'''
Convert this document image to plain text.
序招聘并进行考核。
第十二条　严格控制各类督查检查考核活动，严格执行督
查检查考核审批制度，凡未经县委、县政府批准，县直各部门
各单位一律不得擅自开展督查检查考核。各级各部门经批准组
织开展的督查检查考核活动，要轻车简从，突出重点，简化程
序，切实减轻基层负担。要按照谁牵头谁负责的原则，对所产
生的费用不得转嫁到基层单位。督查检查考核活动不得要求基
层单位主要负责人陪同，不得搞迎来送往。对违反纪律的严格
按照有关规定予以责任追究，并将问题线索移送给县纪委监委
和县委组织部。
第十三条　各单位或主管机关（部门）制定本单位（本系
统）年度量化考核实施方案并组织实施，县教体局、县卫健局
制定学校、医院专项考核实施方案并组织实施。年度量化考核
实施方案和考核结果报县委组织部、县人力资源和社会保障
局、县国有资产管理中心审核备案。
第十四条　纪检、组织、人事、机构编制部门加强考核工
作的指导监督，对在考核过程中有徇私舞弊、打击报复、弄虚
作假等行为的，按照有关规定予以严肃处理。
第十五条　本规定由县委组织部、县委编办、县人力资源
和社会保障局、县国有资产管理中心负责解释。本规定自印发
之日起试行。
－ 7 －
'''
◆ Given request ◆
Go through the entries and repeat each one exactly.

◆ Solution to the exercise ◆
Convert this document image to plain text.
序招聘并进行考核。
第十二条　严格控制各类督查检查考核活动，严格执行督
查检查考核审批制度，凡未经县委、县政府批准，县直各部门
各单位一律不得擅自开展督查检查考核。各级各部门经批准组
织开展的督查检查考核活动，要轻车简从，突出重点，简化程
序，切实减轻基层负担。要按照谁牵头谁负责的原则，对所产
生的费用不得转嫁到基层单位。督查检查考核活动不得要求基
层单位主要负责人陪同，不得搞迎来送往。对违反纪律的严格
按照有关规定予以责任追究，并将问题线索移送给县纪委监委
和县委组织部。
第十三条　各单位或主管机关（部门）制定本单位（本系
统）年度量化考核实施方案并组织实施，县教体局、县卫健局
制定学校、医院专项考核实施方案并组织实施。年度量化考核
实施方案和考核结果报县委组织部、县人力资源和社会保障
局、县国有资产管理中心审核备案。
第十四条　纪检、组织、人事、机构编制部门加强考核工
作的指导监督，对在考核过程中有徇私舞弊、打击报复、弄虚
作假等行为的，按照有关规定予以严肃处理。
第十五条　本规定由县委组织部、县委编办、县人力资源
和社会保障局、县国有资产管理中心负责解释。本规定自印发
之日起试行。
－ 7 －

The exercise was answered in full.